▶ _Stored items_:
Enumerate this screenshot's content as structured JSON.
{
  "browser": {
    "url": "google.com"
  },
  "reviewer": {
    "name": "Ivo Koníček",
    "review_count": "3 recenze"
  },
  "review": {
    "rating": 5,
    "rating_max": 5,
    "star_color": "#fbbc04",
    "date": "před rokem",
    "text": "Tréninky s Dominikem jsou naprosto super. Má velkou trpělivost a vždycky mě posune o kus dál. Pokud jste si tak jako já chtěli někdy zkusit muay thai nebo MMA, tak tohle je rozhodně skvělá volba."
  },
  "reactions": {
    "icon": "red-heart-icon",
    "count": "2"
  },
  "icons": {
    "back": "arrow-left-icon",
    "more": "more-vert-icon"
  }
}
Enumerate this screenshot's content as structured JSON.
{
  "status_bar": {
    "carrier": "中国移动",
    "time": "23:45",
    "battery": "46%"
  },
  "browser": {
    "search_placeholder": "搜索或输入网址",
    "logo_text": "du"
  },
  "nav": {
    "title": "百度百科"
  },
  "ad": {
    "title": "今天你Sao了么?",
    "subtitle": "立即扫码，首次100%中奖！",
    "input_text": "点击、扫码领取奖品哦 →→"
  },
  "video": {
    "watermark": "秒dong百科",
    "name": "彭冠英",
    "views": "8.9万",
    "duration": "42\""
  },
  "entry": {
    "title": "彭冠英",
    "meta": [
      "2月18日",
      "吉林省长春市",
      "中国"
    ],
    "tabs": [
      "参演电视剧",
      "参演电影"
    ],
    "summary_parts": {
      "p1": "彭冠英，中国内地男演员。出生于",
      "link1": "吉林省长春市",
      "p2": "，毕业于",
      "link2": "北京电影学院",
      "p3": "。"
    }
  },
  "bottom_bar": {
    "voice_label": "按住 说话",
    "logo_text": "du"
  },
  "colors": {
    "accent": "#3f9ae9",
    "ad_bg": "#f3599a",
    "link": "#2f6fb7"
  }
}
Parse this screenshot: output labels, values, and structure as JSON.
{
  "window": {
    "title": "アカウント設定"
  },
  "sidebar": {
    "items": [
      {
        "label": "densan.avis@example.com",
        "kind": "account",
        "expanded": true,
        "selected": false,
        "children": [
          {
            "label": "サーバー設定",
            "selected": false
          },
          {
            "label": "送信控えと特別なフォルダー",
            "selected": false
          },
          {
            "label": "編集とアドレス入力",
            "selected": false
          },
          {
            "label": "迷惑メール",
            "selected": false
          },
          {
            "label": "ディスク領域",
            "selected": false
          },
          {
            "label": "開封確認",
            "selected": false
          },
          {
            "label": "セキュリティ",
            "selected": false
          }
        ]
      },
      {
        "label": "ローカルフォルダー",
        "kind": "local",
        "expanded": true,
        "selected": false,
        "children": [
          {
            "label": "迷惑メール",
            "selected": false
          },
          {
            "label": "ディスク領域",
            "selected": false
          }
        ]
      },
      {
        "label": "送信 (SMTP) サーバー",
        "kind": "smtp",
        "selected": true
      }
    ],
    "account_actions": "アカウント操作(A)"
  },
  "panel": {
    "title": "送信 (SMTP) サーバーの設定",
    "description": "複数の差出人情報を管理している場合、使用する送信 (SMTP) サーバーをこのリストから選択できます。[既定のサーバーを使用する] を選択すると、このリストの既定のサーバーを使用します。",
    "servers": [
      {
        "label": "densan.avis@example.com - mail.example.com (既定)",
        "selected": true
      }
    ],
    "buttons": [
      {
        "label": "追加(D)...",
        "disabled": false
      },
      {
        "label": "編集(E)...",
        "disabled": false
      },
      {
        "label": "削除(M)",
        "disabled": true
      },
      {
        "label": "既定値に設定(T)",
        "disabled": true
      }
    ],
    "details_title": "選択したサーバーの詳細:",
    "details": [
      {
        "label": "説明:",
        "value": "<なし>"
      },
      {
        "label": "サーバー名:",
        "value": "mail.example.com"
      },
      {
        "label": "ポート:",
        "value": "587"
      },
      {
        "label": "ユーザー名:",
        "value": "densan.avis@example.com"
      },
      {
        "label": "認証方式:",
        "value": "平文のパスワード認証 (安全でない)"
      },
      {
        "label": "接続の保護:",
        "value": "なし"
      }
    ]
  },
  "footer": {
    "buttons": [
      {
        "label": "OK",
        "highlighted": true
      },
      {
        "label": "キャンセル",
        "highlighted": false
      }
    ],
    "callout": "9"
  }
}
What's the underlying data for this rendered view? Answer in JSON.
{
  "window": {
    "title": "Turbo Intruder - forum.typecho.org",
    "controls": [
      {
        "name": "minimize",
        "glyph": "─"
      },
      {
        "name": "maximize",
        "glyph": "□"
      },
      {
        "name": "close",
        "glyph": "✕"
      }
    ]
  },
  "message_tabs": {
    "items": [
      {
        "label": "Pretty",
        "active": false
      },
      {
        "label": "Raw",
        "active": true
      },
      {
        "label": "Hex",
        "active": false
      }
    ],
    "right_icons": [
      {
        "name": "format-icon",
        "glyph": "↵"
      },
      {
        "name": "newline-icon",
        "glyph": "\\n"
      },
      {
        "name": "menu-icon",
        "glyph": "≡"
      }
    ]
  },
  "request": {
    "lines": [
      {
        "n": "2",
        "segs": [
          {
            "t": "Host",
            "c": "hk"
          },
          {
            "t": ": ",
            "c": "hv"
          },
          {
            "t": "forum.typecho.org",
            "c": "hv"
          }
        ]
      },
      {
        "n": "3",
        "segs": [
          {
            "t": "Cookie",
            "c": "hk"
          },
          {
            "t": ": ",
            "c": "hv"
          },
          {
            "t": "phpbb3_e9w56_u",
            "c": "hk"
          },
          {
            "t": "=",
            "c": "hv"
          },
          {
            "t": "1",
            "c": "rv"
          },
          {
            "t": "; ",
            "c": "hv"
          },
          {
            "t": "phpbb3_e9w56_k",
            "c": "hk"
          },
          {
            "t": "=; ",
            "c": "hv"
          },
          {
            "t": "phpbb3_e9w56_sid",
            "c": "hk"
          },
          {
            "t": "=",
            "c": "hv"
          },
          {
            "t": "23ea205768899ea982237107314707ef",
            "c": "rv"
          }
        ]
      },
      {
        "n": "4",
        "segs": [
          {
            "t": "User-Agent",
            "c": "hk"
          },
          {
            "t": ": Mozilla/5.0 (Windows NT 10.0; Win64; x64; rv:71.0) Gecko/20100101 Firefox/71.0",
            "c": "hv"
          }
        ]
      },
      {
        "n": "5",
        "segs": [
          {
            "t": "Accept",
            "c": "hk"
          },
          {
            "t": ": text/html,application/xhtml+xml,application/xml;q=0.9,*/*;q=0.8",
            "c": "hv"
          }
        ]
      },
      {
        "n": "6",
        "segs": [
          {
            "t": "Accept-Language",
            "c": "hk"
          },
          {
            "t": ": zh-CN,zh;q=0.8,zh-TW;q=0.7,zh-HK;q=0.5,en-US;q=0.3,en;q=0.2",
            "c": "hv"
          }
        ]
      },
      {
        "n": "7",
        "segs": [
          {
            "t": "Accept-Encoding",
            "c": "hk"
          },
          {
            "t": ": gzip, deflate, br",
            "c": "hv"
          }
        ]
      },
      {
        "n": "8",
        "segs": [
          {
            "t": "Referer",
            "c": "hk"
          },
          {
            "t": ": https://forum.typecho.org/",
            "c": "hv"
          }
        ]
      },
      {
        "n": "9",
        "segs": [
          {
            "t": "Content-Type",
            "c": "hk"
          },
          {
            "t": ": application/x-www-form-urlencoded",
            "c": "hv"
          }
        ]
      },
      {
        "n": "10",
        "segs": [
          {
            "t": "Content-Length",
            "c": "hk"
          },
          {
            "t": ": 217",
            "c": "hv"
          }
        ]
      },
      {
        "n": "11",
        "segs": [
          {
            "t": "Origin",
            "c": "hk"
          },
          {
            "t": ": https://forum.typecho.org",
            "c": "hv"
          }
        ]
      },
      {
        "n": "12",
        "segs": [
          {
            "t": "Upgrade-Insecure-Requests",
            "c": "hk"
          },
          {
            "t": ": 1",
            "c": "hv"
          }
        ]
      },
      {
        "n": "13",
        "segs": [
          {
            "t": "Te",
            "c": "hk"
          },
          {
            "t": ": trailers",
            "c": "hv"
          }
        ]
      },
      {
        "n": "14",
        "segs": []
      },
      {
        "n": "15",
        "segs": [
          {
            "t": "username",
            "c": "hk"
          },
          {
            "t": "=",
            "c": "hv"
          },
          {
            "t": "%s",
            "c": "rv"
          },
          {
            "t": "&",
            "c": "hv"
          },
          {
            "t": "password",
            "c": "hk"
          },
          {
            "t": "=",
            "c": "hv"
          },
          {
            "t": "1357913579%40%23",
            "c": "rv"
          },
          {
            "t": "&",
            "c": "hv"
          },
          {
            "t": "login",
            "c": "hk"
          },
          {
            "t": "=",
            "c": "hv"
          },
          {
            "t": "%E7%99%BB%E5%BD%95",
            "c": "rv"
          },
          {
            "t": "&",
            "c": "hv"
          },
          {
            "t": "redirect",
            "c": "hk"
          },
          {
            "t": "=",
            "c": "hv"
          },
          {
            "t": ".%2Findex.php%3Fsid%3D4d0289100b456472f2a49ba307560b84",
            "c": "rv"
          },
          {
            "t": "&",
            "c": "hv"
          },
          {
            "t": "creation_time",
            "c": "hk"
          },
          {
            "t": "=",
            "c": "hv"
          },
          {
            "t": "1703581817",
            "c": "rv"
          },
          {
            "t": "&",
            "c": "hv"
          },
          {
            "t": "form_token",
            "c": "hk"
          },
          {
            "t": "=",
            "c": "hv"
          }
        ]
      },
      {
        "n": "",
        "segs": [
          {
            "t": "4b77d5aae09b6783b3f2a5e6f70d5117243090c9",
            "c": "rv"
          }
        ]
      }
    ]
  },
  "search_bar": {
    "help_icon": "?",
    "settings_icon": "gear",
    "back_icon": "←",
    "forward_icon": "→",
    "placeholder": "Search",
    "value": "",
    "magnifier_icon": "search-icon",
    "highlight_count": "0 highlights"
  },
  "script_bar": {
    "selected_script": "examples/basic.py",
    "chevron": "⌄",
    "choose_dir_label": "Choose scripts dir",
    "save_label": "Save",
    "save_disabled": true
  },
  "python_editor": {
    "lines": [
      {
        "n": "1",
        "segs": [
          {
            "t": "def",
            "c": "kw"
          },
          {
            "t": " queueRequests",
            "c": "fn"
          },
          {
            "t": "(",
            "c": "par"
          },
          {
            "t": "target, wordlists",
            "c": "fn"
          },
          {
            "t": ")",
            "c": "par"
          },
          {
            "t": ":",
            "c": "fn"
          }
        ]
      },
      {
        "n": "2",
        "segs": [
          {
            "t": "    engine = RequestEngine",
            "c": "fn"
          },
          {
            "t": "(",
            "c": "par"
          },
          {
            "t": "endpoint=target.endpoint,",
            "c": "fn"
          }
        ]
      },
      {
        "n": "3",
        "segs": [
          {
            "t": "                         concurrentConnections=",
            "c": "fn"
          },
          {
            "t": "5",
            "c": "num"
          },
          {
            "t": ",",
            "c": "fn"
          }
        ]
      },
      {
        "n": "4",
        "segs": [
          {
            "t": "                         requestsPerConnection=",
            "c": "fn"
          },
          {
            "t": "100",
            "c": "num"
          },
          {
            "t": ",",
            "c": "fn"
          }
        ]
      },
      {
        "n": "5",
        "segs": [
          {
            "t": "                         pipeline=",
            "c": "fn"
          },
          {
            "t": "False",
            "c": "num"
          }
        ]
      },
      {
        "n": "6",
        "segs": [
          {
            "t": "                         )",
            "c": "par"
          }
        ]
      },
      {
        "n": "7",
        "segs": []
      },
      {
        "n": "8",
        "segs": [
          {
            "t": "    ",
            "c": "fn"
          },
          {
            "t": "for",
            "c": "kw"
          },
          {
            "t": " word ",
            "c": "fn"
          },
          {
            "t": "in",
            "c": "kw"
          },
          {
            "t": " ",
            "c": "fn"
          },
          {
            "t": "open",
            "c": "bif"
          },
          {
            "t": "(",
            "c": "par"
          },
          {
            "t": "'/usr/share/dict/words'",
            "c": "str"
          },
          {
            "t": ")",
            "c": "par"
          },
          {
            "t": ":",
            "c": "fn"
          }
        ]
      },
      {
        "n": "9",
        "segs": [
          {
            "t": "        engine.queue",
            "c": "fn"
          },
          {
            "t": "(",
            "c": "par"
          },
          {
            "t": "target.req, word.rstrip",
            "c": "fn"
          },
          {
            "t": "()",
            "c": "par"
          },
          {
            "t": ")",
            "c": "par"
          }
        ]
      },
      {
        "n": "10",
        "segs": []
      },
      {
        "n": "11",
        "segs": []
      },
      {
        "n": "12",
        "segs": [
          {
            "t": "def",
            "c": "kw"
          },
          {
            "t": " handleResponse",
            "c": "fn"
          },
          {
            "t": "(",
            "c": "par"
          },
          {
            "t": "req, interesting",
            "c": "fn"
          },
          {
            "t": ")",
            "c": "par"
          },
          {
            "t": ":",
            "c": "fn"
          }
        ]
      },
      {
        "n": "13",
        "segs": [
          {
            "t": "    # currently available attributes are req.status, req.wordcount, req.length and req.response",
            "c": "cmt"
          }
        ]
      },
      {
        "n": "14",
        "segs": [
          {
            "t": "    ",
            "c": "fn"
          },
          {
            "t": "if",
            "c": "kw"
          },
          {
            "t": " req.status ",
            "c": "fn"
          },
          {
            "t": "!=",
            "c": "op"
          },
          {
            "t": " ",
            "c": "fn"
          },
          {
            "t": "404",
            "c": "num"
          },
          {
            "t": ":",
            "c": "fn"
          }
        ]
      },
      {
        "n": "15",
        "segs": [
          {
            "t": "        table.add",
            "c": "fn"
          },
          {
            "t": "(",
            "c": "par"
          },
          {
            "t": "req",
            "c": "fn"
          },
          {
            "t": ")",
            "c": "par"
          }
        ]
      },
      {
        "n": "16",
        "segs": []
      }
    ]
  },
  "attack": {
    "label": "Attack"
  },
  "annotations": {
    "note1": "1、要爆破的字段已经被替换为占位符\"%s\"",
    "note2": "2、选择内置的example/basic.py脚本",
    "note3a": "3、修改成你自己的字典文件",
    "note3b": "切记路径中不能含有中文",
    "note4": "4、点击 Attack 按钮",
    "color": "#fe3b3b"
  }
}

▶ _PROBLEM DESCRIPTION_: Scan the lines above for "Accept", then copy every one that has it.

▶ _RESULT BELOW_:
            "t": "Accept",
            "t": "Accept-Language",
            "t": "Accept-Encoding",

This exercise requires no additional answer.